— start Available data —

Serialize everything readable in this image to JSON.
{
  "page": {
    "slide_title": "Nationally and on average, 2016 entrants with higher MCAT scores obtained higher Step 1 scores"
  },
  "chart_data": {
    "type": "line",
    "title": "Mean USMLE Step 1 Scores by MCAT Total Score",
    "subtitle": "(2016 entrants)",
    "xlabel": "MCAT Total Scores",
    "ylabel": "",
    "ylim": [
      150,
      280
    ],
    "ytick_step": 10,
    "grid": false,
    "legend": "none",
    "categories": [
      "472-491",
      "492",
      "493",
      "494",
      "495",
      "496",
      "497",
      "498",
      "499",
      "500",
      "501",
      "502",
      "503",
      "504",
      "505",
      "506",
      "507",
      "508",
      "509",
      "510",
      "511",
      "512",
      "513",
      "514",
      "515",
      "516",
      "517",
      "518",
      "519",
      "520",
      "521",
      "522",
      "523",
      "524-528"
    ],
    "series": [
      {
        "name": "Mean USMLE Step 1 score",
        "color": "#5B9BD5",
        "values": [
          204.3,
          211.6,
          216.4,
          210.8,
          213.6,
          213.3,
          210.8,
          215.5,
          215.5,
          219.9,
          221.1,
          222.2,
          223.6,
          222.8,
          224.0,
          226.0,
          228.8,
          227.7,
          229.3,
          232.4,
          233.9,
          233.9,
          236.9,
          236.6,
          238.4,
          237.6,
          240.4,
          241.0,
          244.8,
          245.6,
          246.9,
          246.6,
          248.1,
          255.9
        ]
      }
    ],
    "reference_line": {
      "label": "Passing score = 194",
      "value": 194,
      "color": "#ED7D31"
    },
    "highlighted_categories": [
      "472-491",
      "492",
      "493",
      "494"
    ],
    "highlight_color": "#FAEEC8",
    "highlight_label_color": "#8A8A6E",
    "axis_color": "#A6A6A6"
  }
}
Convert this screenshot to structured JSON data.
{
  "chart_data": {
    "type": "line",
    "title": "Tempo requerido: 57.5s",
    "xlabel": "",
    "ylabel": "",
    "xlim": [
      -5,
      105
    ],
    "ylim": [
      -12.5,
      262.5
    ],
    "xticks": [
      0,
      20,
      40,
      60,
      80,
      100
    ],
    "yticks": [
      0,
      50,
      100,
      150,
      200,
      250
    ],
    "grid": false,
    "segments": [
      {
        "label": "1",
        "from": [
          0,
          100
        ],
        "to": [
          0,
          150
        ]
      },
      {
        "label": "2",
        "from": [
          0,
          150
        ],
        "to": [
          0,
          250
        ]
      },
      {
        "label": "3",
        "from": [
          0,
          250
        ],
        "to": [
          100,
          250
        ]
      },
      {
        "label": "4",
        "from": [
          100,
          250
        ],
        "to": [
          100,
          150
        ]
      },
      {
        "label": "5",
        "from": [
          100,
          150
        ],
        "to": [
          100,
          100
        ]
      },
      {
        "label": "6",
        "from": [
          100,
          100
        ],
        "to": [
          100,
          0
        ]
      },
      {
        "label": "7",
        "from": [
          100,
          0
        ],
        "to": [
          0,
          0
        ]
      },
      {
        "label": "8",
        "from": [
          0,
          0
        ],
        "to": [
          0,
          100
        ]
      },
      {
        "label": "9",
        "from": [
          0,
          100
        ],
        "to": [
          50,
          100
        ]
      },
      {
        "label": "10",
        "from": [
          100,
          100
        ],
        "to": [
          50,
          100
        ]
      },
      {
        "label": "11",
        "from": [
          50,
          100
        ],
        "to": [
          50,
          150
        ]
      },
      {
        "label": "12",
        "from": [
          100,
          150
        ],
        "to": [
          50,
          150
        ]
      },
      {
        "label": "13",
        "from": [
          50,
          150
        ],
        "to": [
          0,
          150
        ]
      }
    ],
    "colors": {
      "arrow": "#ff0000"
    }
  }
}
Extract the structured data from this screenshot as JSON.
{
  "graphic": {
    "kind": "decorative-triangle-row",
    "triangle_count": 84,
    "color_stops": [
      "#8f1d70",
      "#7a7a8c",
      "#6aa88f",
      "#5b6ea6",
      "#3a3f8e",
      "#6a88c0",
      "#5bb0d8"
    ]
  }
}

— end Available data —

### Set problem
Set down the entries verbatim, leaving none out.

### Solution for this exercise
Serialize everything readable in this image to JSON.
{
  "page": {
    "slide_title": "Nationally and on average, 2016 entrants with higher MCAT scores obtained higher Step 1 scores"
  },
  "chart_data": {
    "type": "line",
    "title": "Mean USMLE Step 1 Scores by MCAT Total Score",
    "subtitle": "(2016 entrants)",
    "xlabel": "MCAT Total Scores",
    "ylabel": "",
    "ylim": [
      150,
      280
    ],
    "ytick_step": 10,
    "grid": false,
    "legend": "none",
    "categories": [
      "472-491",
      "492",
      "493",
      "494",
      "495",
      "496",
      "497",
      "498",
      "499",
      "500",
      "501",
      "502",
      "503",
      "504",
      "505",
      "506",
      "507",
      "508",
      "509",
      "510",
      "511",
      "512",
      "513",
      "514",
      "515",
      "516",
      "517",
      "518",
      "519",
      "520",
      "521",
      "522",
      "523",
      "524-528"
    ],
    "series": [
      {
        "name": "Mean USMLE Step 1 score",
        "color": "#5B9BD5",
        "values": [
          204.3,
          211.6,
          216.4,
          210.8,
          213.6,
          213.3,
          210.8,
          215.5,
          215.5,
          219.9,
          221.1,
          222.2,
          223.6,
          222.8,
          224.0,
          226.0,
          228.8,
          227.7,
          229.3,
          232.4,
          233.9,
          233.9,
          236.9,
          236.6,
          238.4,
          237.6,
          240.4,
          241.0,
          244.8,
          245.6,
          246.9,
          246.6,
          248.1,
          255.9
        ]
      }
    ],
    "reference_line": {
      "label": "Passing score = 194",
      "value": 194,
      "color": "#ED7D31"
    },
    "highlighted_categories": [
      "472-491",
      "492",
      "493",
      "494"
    ],
    "highlight_color": "#FAEEC8",
    "highlight_label_color": "#8A8A6E",
    "axis_color": "#A6A6A6"
  }
}
Convert this screenshot to structured JSON data.
{
  "chart_data": {
    "type": "line",
    "title": "Tempo requerido: 57.5s",
    "xlabel": "",
    "ylabel": "",
    "xlim": [
      -5,
      105
    ],
    "ylim": [
      -12.5,
      262.5
    ],
    "xticks": [
      0,
      20,
      40,
      60,
      80,
      100
    ],
    "yticks": [
      0,
      50,
      100,
      150,
      200,
      250
    ],
    "grid": false,
    "segments": [
      {
        "label": "1",
        "from": [
          0,
          100
        ],
        "to": [
          0,
          150
        ]
      },
      {
        "label": "2",
        "from": [
          0,
          150
        ],
        "to": [
          0,
          250
        ]
      },
      {
        "label": "3",
        "from": [
          0,
          250
        ],
        "to": [
          100,
          250
        ]
      },
      {
        "label": "4",
        "from": [
          100,
          250
        ],
        "to": [
          100,
          150
        ]
      },
      {
        "label": "5",
        "from": [
          100,
          150
        ],
        "to": [
          100,
          100
        ]
      },
      {
        "label": "6",
        "from": [
          100,
          100
        ],
        "to": [
          100,
          0
        ]
      },
      {
        "label": "7",
        "from": [
          100,
          0
        ],
        "to": [
          0,
          0
        ]
      },
      {
        "label": "8",
        "from": [
          0,
          0
        ],
        "to": [
          0,
          100
        ]
      },
      {
        "label": "9",
        "from": [
          0,
          100
        ],
        "to": [
          50,
          100
        ]
      },
      {
        "label": "10",
        "from": [
          100,
          100
        ],
        "to": [
          50,
          100
        ]
      },
      {
        "label": "11",
        "from": [
          50,
          100
        ],
        "to": [
          50,
          150
        ]
      },
      {
        "label": "12",
        "from": [
          100,
          150
        ],
        "to": [
          50,
          150
        ]
      },
      {
        "label": "13",
        "from": [
          50,
          150
        ],
        "to": [
          0,
          150
        ]
      }
    ],
    "colors": {
      "arrow": "#ff0000"
    }
  }
}
Extract the structured data from this screenshot as JSON.
{
  "graphic": {
    "kind": "decorative-triangle-row",
    "triangle_count": 84,
    "color_stops": [
      "#8f1d70",
      "#7a7a8c",
      "#6aa88f",
      "#5b6ea6",
      "#3a3f8e",
      "#6a88c0",
      "#5bb0d8"
    ]
  }
}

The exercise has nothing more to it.